● WHAT IS EXPECTED: Go through the listing below and list every line with "MAIN".

● DATA EXCERPTS:
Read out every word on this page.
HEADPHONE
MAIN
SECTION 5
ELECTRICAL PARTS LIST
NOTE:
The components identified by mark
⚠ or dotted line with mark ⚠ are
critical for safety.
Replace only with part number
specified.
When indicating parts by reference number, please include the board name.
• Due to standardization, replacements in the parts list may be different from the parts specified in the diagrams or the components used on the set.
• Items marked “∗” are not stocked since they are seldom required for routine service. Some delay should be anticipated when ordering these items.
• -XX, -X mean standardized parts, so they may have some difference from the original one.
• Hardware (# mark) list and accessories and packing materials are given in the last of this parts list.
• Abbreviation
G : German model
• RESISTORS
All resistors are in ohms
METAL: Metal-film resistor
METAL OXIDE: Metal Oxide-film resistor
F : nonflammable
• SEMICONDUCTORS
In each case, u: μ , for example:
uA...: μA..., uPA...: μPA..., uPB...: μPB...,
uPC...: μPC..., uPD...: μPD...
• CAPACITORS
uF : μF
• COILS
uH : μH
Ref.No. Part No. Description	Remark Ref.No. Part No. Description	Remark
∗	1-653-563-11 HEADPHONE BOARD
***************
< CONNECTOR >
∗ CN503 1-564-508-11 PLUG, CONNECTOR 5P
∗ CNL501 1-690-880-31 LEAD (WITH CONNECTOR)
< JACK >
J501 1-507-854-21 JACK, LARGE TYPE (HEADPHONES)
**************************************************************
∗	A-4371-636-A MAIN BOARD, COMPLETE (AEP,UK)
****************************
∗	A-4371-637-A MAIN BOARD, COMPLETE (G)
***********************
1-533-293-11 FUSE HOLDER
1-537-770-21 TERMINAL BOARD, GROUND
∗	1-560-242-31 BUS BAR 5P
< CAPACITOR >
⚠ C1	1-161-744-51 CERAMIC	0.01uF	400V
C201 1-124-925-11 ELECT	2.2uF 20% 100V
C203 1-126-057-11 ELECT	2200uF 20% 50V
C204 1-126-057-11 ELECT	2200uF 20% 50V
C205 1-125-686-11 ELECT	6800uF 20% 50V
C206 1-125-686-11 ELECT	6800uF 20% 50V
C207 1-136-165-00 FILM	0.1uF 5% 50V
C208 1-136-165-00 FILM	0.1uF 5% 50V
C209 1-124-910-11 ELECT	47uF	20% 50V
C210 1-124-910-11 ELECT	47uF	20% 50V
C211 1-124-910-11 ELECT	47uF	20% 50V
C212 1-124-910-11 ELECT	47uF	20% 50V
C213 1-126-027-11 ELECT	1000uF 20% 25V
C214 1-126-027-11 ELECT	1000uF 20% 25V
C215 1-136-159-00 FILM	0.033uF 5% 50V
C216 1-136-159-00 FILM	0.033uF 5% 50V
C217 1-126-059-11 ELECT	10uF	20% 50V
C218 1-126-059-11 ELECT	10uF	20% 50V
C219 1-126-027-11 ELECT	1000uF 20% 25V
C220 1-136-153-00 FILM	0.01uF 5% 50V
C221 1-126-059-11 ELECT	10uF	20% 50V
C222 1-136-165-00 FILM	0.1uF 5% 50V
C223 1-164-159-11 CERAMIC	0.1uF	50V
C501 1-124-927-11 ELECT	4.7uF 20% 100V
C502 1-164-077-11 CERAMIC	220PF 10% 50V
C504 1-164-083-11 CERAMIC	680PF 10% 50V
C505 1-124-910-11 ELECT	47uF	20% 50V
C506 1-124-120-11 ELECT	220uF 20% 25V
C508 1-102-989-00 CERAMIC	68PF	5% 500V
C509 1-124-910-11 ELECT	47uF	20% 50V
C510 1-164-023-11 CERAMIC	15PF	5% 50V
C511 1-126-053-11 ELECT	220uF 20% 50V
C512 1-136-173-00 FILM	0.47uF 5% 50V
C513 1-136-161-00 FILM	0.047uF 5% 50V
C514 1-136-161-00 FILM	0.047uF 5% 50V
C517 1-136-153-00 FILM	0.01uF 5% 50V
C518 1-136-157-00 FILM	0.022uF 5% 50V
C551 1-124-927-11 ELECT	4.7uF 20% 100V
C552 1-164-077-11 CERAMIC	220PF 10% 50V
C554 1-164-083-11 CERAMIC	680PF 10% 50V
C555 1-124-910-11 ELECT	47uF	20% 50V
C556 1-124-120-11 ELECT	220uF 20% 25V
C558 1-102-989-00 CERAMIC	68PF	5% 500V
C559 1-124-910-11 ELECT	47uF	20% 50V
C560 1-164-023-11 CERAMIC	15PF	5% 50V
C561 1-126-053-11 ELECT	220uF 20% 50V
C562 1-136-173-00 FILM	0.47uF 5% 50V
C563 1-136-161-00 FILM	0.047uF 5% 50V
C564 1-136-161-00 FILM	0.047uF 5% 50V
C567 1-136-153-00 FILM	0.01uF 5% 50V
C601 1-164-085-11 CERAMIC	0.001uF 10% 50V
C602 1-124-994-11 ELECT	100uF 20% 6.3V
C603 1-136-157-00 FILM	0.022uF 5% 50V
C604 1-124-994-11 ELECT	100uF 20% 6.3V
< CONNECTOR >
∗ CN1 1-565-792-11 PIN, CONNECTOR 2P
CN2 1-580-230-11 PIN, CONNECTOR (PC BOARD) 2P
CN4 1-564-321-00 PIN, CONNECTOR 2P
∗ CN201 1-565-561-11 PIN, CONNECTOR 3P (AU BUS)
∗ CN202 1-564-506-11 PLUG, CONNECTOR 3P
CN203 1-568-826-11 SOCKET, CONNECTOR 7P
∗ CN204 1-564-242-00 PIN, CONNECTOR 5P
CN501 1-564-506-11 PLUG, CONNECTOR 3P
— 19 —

● ANSWER TO THIS TASK:
MAIN
∗	A-4371-636-A MAIN BOARD, COMPLETE (AEP,UK)
∗	A-4371-637-A MAIN BOARD, COMPLETE (G)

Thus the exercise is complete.